Reproduce every line of the data below without altering anything.

[Labeled region entries]
= = = = = = =

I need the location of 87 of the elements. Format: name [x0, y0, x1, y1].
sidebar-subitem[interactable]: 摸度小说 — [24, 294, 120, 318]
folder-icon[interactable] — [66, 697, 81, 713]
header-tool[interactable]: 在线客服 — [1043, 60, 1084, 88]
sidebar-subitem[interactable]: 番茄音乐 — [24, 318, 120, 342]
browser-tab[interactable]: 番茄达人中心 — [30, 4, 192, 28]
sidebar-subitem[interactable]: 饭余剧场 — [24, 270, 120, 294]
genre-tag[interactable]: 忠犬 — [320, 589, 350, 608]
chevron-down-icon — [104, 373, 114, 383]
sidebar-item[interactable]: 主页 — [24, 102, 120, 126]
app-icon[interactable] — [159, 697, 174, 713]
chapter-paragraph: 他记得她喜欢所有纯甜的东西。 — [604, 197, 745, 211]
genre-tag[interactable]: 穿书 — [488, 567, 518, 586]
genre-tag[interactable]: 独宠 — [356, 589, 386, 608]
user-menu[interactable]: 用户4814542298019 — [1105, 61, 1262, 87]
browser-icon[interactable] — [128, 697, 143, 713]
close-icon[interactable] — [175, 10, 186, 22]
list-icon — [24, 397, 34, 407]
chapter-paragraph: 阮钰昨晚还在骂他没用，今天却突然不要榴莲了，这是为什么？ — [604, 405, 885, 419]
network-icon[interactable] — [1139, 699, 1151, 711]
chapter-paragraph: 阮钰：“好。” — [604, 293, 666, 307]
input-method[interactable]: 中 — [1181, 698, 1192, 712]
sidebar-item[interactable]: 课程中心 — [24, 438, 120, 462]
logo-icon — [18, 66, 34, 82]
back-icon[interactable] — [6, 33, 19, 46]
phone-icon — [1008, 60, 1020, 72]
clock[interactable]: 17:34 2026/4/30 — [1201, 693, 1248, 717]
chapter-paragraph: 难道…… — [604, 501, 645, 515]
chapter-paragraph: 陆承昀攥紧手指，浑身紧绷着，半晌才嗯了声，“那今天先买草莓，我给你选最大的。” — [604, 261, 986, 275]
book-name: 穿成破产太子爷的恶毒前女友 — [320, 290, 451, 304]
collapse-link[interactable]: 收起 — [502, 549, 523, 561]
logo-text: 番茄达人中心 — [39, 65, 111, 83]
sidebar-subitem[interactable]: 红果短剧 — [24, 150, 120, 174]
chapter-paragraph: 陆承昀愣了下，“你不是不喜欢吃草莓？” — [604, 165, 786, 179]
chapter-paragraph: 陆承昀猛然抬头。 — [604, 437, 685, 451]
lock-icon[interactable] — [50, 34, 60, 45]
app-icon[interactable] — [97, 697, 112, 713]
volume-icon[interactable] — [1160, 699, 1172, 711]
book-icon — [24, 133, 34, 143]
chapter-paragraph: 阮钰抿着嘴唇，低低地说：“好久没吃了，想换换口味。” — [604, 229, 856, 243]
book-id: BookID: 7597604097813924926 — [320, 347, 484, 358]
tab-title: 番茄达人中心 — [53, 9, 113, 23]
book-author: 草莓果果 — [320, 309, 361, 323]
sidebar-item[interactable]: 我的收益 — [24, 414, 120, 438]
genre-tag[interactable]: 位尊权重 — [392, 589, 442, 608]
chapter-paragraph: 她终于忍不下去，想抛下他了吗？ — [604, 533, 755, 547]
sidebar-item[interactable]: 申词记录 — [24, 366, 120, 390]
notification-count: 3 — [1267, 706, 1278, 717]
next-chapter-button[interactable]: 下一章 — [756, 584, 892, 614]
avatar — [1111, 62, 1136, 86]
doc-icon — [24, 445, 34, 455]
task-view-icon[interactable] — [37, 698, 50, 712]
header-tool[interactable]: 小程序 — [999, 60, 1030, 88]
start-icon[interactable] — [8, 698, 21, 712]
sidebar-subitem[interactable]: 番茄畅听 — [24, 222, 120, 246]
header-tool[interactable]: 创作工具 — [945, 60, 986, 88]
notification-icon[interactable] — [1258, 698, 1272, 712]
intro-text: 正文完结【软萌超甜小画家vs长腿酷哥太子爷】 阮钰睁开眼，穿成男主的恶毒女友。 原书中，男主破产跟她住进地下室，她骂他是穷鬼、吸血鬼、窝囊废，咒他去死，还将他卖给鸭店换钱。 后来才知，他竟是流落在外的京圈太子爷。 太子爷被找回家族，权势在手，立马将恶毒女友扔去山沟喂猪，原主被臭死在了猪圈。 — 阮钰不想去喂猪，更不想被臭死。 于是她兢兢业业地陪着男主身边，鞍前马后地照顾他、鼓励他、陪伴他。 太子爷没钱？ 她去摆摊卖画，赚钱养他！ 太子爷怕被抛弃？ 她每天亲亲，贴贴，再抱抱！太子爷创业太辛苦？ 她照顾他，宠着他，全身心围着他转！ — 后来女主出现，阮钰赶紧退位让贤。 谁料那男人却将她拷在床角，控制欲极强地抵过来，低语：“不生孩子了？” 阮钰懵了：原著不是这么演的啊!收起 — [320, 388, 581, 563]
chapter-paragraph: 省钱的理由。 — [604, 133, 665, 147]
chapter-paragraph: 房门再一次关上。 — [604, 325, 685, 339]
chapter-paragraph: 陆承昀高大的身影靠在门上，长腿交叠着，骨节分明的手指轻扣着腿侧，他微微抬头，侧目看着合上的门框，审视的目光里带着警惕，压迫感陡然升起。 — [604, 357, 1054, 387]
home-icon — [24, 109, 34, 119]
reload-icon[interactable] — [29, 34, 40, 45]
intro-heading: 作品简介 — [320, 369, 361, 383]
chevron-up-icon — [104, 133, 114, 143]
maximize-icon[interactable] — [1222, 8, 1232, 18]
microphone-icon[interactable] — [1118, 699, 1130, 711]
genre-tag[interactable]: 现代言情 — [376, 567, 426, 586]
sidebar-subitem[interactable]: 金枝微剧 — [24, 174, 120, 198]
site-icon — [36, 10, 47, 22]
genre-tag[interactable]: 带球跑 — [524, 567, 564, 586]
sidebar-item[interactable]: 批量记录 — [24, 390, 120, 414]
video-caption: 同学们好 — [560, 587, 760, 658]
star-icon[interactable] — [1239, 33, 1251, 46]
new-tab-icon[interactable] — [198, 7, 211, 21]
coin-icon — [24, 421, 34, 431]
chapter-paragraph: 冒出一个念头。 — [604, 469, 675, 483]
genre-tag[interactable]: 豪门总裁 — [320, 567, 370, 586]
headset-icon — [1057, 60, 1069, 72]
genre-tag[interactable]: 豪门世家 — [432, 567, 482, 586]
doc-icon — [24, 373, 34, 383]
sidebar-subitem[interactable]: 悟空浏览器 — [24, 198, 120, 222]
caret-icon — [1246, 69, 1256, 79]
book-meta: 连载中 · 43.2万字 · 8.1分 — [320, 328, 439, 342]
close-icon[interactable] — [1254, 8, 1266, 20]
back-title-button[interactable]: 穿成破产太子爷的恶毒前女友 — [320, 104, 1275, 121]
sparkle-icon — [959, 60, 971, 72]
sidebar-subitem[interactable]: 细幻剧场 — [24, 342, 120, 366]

= = = = = = =

**Correct result**.
I need the location of 87 of the elements. Format: name [x0, y0, x1, y1].
sidebar-subitem[interactable]: 摸度小说 — [24, 294, 120, 318]
folder-icon[interactable] — [66, 697, 81, 713]
header-tool[interactable]: 在线客服 — [1043, 60, 1084, 88]
sidebar-subitem[interactable]: 番茄音乐 — [24, 318, 120, 342]
browser-tab[interactable]: 番茄达人中心 — [30, 4, 192, 28]
sidebar-subitem[interactable]: 饭余剧场 — [24, 270, 120, 294]
genre-tag[interactable]: 忠犬 — [320, 589, 350, 608]
chevron-down-icon — [104, 373, 114, 383]
sidebar-item[interactable]: 主页 — [24, 102, 120, 126]
app-icon[interactable] — [159, 697, 174, 713]
chapter-paragraph: 他记得她喜欢所有纯甜的东西。 — [604, 197, 745, 211]
genre-tag[interactable]: 穿书 — [488, 567, 518, 586]
genre-tag[interactable]: 独宠 — [356, 589, 386, 608]
user-menu[interactable]: 用户4814542298019 — [1105, 61, 1262, 87]
browser-icon[interactable] — [128, 697, 143, 713]
close-icon[interactable] — [175, 10, 186, 22]
list-icon — [24, 397, 34, 407]
chapter-paragraph: 阮钰昨晚还在骂他没用，今天却突然不要榴莲了，这是为什么？ — [604, 405, 885, 419]
network-icon[interactable] — [1139, 699, 1151, 711]
chapter-paragraph: 阮钰：“好。” — [604, 293, 666, 307]
input-method[interactable]: 中 — [1181, 698, 1192, 712]
sidebar-item[interactable]: 课程中心 — [24, 438, 120, 462]
logo-icon — [18, 66, 34, 82]
back-icon[interactable] — [6, 33, 19, 46]
phone-icon — [1008, 60, 1020, 72]
clock[interactable]: 17:34 2026/4/30 — [1201, 693, 1248, 717]
chapter-paragraph: 难道…… — [604, 501, 645, 515]
chapter-paragraph: 陆承昀攥紧手指，浑身紧绷着，半晌才嗯了声，“那今天先买草莓，我给你选最大的。” — [604, 261, 986, 275]
book-name: 穿成破产太子爷的恶毒前女友 — [320, 290, 451, 304]
collapse-link[interactable]: 收起 — [502, 549, 523, 561]
logo-text: 番茄达人中心 — [39, 65, 111, 83]
sidebar-subitem[interactable]: 红果短剧 — [24, 150, 120, 174]
chapter-paragraph: 陆承昀愣了下，“你不是不喜欢吃草莓？” — [604, 165, 786, 179]
chapter-paragraph: 陆承昀猛然抬头。 — [604, 437, 685, 451]
lock-icon[interactable] — [50, 34, 60, 45]
app-icon[interactable] — [97, 697, 112, 713]
volume-icon[interactable] — [1160, 699, 1172, 711]
book-icon — [24, 133, 34, 143]
chapter-paragraph: 阮钰抿着嘴唇，低低地说：“好久没吃了，想换换口味。” — [604, 229, 856, 243]
book-id: BookID: 7597604097813924926 — [320, 347, 484, 358]
tab-title: 番茄达人中心 — [53, 9, 113, 23]
book-author: 草莓果果 — [320, 309, 361, 323]
sidebar-item[interactable]: 我的收益 — [24, 414, 120, 438]
genre-tag[interactable]: 位尊权重 — [392, 589, 442, 608]
chapter-paragraph: 她终于忍不下去，想抛下他了吗？ — [604, 533, 755, 547]
sidebar-item[interactable]: 申词记录 — [24, 366, 120, 390]
notification-count: 3 — [1267, 706, 1278, 717]
next-chapter-button[interactable]: 下一章 — [756, 584, 892, 614]
avatar — [1111, 62, 1136, 86]
doc-icon — [24, 445, 34, 455]
task-view-icon[interactable] — [37, 698, 50, 712]
header-tool[interactable]: 小程序 — [999, 60, 1030, 88]
start-icon[interactable] — [8, 698, 21, 712]
sidebar-subitem[interactable]: 番茄畅听 — [24, 222, 120, 246]
header-tool[interactable]: 创作工具 — [945, 60, 986, 88]
notification-icon[interactable] — [1258, 698, 1272, 712]
intro-text: 正文完结【软萌超甜小画家vs长腿酷哥太子爷】 阮钰睁开眼，穿成男主的恶毒女友。 原书中，男主破产跟她住进地下室，她骂他是穷鬼、吸血鬼、窝囊废，咒他去死，还将他卖给鸭店换钱。 后来才知，他竟是流落在外的京圈太子爷。 太子爷被找回家族，权势在手，立马将恶毒女友扔去山沟喂猪，原主被臭死在了猪圈。 — 阮钰不想去喂猪，更不想被臭死。 于是她兢兢业业地陪着男主身边，鞍前马后地照顾他、鼓励他、陪伴他。 太子爷没钱？ 她去摆摊卖画，赚钱养他！ 太子爷怕被抛弃？ 她每天亲亲，贴贴，再抱抱！太子爷创业太辛苦？ 她照顾他，宠着他，全身心围着他转！ — 后来女主出现，阮钰赶紧退位让贤。 谁料那男人却将她拷在床角，控制欲极强地抵过来，低语：“不生孩子了？” 阮钰懵了：原著不是这么演的啊!收起 — [320, 388, 581, 563]
chapter-paragraph: 省钱的理由。 — [604, 133, 665, 147]
chapter-paragraph: 房门再一次关上。 — [604, 325, 685, 339]
chapter-paragraph: 陆承昀高大的身影靠在门上，长腿交叠着，骨节分明的手指轻扣着腿侧，他微微抬头，侧目看着合上的门框，审视的目光里带着警惕，压迫感陡然升起。 — [604, 357, 1054, 387]
home-icon — [24, 109, 34, 119]
reload-icon[interactable] — [29, 34, 40, 45]
intro-heading: 作品简介 — [320, 369, 361, 383]
chevron-up-icon — [104, 133, 114, 143]
maximize-icon[interactable] — [1222, 8, 1232, 18]
microphone-icon[interactable] — [1118, 699, 1130, 711]
genre-tag[interactable]: 现代言情 — [376, 567, 426, 586]
sidebar-subitem[interactable]: 金枝微剧 — [24, 174, 120, 198]
site-icon — [36, 10, 47, 22]
genre-tag[interactable]: 带球跑 — [524, 567, 564, 586]
sidebar-item[interactable]: 批量记录 — [24, 390, 120, 414]
video-caption: 同学们好 — [560, 587, 760, 658]
star-icon[interactable] — [1239, 33, 1251, 46]
new-tab-icon[interactable] — [198, 7, 211, 21]
coin-icon — [24, 421, 34, 431]
chapter-paragraph: 冒出一个念头。 — [604, 469, 675, 483]
genre-tag[interactable]: 豪门总裁 — [320, 567, 370, 586]
headset-icon — [1057, 60, 1069, 72]
genre-tag[interactable]: 豪门世家 — [432, 567, 482, 586]
doc-icon — [24, 373, 34, 383]
sidebar-subitem[interactable]: 悟空浏览器 — [24, 198, 120, 222]
caret-icon — [1246, 69, 1256, 79]
book-meta: 连载中 · 43.2万字 · 8.1分 — [320, 328, 439, 342]
close-icon[interactable] — [1254, 8, 1266, 20]
back-title-button[interactable]: 穿成破产太子爷的恶毒前女友 — [320, 104, 1275, 121]
sparkle-icon — [959, 60, 971, 72]
sidebar-subitem[interactable]: 细幻剧场 — [24, 342, 120, 366]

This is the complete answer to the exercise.